**Dataset records**
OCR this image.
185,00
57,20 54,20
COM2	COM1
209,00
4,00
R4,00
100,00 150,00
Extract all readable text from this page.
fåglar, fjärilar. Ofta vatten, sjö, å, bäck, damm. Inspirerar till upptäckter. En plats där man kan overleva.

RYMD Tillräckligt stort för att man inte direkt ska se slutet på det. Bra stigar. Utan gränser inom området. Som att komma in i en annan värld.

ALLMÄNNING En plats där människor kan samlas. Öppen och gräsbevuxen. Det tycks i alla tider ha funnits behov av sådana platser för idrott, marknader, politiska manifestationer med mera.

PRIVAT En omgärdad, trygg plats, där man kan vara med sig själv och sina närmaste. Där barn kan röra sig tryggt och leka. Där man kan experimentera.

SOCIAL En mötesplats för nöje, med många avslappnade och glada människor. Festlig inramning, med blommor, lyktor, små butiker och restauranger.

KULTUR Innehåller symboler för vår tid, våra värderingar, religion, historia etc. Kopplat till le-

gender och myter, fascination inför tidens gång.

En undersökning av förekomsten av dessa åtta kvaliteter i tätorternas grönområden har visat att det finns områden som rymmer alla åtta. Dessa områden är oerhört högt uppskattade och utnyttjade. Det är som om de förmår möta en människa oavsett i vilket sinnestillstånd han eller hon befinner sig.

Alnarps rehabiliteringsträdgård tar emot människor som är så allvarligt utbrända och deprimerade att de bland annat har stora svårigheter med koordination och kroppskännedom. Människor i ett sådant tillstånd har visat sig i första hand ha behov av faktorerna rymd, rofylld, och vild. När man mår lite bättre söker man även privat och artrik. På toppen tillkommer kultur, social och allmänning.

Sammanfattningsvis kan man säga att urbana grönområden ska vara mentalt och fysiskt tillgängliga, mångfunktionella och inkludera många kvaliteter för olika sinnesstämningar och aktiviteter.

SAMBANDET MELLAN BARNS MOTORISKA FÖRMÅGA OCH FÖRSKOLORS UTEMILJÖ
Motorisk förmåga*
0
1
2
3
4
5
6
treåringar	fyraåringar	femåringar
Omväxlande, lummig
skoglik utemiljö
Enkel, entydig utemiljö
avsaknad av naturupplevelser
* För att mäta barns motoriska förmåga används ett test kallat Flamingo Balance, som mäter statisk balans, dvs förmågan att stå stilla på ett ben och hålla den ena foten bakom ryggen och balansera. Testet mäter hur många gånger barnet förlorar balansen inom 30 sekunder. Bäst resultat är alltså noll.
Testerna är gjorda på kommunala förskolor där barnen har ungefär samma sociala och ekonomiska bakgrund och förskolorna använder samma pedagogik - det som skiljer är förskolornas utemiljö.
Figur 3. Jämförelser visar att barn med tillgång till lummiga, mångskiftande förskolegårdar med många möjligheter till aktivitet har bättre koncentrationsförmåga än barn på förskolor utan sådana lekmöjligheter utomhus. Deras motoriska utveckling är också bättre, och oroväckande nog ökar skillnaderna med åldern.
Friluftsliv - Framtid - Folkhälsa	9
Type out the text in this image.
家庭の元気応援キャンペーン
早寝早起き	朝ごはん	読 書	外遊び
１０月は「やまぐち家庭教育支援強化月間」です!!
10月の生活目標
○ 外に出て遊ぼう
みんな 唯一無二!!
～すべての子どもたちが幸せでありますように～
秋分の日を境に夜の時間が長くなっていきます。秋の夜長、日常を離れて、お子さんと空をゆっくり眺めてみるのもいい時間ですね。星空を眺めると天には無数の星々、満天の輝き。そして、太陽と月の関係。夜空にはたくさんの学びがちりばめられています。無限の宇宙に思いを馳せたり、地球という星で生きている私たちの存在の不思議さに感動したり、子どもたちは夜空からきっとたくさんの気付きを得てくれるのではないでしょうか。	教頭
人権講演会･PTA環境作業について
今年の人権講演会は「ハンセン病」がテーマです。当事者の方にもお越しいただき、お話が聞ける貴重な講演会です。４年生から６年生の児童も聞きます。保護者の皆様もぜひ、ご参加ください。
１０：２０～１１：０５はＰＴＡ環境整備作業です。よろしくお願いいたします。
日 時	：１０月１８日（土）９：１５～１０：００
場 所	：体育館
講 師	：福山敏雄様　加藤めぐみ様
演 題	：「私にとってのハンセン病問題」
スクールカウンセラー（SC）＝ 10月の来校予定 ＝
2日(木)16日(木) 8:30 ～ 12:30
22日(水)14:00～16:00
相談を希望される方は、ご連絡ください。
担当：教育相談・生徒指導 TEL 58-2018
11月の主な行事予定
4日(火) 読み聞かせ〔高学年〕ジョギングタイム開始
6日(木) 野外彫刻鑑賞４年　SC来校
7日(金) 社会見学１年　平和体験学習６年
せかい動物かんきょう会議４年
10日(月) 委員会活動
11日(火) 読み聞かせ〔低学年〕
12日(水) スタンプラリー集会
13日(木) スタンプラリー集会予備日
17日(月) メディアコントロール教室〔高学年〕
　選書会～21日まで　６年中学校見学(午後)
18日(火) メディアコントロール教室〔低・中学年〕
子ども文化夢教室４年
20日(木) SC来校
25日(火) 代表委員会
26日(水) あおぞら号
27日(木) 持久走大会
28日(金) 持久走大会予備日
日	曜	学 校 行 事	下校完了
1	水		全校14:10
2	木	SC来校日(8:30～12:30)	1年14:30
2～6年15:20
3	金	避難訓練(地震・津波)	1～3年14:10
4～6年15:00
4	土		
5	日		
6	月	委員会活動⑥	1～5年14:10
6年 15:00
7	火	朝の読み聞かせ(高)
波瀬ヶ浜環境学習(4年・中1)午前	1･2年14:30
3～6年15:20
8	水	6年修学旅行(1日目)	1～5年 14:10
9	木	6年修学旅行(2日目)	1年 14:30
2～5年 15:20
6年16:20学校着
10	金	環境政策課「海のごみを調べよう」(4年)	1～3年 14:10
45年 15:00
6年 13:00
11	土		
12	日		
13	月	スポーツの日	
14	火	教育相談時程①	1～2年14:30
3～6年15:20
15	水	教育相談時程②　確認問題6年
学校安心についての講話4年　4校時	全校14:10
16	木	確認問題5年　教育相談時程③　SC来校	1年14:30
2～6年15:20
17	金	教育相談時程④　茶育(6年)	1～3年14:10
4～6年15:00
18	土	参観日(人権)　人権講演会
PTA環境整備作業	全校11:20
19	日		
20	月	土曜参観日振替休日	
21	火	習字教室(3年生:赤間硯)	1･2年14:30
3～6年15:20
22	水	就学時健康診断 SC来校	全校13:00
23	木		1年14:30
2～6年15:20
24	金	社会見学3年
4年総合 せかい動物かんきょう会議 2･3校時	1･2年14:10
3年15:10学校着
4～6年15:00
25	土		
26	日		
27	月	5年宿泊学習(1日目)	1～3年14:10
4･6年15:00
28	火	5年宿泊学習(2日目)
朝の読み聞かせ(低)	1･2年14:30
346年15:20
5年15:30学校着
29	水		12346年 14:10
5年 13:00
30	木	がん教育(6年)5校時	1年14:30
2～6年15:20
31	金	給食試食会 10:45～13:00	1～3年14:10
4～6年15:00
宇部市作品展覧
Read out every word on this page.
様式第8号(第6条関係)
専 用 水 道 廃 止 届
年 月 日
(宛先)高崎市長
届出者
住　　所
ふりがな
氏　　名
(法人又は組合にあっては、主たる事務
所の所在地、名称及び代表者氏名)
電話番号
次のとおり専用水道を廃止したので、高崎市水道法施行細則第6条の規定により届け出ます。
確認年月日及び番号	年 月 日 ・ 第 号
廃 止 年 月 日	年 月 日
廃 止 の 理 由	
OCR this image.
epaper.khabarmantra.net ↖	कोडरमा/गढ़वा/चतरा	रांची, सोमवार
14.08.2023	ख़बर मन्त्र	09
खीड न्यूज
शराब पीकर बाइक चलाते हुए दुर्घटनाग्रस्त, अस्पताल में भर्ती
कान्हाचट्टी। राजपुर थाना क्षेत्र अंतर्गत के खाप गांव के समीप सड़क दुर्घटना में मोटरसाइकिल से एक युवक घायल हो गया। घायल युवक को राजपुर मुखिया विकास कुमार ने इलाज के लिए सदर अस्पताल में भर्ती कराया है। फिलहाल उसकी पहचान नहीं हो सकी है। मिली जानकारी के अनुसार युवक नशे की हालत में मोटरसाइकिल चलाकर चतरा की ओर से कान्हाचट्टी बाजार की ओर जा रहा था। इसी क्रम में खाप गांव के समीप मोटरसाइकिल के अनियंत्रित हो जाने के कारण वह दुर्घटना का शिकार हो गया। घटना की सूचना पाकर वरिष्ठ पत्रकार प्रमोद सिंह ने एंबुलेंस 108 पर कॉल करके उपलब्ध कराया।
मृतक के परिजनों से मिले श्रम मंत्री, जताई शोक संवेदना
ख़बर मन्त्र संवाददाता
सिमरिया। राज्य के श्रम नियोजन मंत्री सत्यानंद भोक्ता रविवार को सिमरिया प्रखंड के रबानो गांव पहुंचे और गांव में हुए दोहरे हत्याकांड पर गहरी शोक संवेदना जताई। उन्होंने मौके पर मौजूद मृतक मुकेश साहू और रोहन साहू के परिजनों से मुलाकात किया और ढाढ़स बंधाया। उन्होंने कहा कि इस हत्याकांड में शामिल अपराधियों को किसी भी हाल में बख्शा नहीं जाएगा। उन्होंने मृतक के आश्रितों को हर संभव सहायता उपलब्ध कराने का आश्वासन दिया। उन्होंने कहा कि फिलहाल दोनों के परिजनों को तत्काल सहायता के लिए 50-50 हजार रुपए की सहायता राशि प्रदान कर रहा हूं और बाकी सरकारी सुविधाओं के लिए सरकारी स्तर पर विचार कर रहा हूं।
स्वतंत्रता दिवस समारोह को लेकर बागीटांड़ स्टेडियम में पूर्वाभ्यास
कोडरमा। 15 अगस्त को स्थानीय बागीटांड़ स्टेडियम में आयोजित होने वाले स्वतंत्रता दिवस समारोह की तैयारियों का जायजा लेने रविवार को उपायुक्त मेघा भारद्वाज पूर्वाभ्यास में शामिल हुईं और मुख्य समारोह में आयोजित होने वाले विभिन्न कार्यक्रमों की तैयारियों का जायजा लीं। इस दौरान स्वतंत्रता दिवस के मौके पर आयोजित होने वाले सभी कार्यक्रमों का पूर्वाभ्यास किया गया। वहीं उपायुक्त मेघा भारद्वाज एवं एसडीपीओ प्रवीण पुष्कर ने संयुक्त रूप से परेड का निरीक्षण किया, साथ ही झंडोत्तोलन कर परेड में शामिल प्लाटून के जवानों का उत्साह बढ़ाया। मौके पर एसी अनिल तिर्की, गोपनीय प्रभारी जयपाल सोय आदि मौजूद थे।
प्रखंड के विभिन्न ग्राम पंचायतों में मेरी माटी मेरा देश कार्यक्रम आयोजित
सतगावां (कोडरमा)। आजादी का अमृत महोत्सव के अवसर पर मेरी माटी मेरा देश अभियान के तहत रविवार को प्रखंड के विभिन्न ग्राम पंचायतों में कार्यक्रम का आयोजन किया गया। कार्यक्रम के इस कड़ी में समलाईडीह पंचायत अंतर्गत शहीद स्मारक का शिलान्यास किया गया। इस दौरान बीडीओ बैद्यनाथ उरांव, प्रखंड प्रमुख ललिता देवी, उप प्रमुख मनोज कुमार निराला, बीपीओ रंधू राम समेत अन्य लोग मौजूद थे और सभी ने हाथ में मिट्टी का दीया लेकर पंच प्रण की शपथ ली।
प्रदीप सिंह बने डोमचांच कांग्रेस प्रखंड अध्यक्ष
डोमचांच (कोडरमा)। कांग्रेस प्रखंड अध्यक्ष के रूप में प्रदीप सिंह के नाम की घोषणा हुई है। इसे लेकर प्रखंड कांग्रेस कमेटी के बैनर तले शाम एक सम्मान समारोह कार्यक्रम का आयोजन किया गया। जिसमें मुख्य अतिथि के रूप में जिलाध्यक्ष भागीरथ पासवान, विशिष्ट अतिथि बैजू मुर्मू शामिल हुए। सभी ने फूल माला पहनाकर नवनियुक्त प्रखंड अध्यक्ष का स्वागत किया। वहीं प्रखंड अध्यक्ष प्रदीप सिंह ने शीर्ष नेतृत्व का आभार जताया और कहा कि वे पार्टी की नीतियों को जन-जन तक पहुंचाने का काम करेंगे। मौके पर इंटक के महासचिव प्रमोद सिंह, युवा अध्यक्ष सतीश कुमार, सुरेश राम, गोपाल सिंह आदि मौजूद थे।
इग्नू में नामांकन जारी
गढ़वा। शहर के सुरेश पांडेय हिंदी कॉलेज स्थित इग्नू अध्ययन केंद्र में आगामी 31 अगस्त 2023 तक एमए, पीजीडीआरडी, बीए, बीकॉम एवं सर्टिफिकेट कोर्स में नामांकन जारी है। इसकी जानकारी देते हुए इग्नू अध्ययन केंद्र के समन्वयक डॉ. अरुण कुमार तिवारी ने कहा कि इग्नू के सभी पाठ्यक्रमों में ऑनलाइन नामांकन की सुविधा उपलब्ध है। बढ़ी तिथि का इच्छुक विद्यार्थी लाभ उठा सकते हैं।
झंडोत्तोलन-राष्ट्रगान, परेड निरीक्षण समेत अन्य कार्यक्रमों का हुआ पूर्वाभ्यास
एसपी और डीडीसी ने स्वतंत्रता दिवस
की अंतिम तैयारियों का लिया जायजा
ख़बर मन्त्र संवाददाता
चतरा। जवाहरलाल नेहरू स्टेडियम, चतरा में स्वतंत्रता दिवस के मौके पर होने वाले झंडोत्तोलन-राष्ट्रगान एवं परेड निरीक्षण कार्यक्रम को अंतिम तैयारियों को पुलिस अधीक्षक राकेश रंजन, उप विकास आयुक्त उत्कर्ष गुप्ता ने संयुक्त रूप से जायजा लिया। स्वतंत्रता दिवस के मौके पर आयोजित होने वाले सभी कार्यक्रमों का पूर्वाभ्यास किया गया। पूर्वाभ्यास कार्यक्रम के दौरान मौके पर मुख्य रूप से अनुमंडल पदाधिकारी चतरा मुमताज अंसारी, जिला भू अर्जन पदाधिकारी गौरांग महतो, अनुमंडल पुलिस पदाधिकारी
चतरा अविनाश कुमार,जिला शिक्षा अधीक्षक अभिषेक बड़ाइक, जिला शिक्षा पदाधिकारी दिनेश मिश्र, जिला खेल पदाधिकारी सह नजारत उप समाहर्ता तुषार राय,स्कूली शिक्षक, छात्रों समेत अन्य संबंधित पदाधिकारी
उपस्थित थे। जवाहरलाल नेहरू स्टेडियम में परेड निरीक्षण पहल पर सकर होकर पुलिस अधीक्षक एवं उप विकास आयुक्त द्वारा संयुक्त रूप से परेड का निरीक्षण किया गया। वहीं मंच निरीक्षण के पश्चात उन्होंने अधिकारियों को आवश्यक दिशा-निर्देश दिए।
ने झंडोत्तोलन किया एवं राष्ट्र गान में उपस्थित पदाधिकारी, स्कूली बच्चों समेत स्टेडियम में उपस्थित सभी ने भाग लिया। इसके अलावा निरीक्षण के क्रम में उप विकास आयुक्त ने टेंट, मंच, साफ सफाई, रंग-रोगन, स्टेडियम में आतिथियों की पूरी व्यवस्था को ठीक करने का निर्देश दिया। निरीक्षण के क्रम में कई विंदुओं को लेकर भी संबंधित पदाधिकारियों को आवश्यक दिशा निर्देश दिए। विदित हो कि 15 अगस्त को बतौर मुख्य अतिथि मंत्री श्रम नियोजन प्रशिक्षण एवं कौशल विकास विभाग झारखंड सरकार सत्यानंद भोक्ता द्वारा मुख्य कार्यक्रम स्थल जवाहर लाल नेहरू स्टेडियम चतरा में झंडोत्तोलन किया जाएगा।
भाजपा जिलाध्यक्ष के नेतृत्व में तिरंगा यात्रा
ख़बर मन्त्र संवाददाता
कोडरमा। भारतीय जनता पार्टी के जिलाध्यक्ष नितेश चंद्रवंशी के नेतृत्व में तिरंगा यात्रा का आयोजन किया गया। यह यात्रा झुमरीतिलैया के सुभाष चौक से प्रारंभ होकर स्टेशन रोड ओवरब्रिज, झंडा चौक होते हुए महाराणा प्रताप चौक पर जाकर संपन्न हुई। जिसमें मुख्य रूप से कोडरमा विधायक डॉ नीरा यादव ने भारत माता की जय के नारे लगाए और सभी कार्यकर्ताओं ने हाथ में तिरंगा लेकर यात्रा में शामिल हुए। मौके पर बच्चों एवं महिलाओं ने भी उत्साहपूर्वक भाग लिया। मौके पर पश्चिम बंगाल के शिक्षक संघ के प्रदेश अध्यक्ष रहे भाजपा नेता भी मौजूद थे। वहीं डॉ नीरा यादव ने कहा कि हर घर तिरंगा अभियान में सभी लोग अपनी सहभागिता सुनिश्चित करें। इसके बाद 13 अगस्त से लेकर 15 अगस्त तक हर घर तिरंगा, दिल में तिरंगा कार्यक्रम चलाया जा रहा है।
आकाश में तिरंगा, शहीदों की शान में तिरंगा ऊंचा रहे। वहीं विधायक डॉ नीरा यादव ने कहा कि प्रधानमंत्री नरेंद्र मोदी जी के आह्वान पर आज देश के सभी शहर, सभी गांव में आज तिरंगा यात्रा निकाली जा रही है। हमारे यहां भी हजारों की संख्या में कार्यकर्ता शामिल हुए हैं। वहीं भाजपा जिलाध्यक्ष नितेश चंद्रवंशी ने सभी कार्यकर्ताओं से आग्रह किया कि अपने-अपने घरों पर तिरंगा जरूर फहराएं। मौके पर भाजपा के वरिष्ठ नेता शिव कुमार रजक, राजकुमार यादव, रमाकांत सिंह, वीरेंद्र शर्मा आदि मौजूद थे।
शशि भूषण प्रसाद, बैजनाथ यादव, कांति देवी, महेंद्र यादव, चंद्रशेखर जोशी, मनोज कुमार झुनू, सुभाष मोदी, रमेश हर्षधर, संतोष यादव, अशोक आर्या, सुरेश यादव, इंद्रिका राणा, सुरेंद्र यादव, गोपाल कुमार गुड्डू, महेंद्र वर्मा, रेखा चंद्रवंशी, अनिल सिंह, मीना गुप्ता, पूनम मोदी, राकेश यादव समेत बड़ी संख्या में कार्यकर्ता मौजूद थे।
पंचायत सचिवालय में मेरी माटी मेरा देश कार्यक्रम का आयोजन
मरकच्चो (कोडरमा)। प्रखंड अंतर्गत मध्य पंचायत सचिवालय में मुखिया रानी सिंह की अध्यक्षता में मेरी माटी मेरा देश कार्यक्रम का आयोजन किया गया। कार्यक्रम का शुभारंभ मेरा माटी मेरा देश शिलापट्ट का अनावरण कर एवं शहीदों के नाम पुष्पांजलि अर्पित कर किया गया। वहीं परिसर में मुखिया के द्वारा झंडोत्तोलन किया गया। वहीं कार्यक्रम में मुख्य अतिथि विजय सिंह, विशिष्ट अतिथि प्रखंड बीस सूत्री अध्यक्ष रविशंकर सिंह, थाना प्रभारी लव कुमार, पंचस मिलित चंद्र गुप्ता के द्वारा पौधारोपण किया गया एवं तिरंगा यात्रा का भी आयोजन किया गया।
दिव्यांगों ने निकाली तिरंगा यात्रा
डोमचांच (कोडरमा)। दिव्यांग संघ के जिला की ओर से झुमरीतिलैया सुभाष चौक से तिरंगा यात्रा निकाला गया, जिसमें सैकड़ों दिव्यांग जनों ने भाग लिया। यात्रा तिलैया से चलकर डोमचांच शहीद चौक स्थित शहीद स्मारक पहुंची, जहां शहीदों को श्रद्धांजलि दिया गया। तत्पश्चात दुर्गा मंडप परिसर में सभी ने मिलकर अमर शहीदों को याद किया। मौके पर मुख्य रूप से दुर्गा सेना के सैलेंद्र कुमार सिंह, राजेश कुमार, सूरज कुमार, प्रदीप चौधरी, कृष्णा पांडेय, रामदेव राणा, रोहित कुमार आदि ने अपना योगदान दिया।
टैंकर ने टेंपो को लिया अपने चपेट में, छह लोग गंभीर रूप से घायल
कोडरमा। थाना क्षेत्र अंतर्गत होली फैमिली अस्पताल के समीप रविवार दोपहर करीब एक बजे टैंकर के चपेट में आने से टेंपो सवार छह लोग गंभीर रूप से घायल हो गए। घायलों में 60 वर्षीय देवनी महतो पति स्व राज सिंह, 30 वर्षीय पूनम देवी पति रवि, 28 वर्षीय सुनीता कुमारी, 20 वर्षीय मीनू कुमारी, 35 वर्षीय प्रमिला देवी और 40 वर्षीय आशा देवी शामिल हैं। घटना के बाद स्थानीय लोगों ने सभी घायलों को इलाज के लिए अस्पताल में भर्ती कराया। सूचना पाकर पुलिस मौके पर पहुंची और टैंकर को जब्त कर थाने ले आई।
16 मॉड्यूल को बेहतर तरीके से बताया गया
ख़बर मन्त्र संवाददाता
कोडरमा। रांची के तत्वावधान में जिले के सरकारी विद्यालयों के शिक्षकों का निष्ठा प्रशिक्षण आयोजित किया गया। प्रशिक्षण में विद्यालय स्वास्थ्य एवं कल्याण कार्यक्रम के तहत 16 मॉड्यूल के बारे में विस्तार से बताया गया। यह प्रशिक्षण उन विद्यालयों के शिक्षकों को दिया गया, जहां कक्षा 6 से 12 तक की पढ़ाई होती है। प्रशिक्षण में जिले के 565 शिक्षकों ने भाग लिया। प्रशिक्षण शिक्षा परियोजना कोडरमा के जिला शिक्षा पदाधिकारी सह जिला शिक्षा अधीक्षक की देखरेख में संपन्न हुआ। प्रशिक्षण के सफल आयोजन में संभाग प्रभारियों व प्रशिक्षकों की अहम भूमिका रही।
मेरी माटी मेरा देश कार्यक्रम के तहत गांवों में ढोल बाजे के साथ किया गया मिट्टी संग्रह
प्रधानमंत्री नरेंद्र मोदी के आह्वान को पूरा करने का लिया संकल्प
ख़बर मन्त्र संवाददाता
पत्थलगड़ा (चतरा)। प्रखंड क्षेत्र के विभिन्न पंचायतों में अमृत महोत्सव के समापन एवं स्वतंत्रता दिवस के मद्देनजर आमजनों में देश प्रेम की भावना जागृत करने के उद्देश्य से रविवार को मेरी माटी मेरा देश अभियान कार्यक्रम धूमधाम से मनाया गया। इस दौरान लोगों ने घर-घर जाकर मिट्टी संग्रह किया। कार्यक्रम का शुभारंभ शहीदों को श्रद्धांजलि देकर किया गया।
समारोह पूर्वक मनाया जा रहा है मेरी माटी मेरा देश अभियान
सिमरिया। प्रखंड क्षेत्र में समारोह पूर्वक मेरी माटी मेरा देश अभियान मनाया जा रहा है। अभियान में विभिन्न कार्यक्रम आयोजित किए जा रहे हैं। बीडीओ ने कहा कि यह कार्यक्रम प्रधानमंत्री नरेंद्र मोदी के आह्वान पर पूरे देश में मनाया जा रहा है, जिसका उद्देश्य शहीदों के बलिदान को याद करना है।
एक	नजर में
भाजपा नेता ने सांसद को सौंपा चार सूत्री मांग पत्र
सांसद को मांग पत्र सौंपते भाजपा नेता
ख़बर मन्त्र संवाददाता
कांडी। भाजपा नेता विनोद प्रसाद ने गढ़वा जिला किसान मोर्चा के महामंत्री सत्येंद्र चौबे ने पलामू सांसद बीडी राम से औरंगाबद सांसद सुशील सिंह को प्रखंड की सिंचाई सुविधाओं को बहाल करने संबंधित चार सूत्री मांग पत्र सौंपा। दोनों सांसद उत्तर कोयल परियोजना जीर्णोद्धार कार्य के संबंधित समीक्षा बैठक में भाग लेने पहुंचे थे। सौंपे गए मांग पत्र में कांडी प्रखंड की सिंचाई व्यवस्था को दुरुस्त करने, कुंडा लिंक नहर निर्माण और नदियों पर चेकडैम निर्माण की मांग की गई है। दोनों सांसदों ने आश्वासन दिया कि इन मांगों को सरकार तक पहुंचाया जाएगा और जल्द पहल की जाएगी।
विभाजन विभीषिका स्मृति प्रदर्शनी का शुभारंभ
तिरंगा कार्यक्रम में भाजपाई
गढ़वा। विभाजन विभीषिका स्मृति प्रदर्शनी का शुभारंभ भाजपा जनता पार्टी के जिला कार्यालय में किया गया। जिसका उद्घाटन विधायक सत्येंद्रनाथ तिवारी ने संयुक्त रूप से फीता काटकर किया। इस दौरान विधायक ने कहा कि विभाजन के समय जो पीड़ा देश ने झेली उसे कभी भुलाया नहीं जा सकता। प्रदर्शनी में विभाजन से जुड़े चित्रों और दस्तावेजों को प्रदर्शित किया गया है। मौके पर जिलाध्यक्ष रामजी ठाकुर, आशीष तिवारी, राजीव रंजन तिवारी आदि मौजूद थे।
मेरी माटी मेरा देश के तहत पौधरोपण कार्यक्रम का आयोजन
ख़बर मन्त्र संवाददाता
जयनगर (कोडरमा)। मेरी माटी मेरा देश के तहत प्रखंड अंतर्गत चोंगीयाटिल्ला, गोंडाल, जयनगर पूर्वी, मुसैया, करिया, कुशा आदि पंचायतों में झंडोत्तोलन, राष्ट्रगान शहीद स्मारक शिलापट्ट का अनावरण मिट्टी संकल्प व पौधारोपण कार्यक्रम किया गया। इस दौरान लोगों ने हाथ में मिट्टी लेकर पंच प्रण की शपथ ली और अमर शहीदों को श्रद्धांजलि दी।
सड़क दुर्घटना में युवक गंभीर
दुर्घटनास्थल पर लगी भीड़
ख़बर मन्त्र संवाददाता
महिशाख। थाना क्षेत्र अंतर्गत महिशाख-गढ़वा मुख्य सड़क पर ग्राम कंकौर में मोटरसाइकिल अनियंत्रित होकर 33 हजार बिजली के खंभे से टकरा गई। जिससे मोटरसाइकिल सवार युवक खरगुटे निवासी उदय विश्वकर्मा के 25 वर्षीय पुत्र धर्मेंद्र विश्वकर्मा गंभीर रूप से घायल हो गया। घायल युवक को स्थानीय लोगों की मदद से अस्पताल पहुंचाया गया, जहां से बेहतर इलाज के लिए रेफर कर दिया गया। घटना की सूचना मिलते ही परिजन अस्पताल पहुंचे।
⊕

**Task instructions**
List each line of the entries that holds the string "vara".

**Answer to this exercise**
PRIVAT En omgärdad, trygg plats, där man kan vara med sig själv och sina närmaste. Där barn kan röra sig tryggt och leka. Där man kan experimentera.
Sammanfattningsvis kan man säga att urbana grönområden ska vara mentalt och fysiskt tillgängliga, mångfunktionella och inkludera många kvaliteter för olika sinnesstämningar och aktiviteter.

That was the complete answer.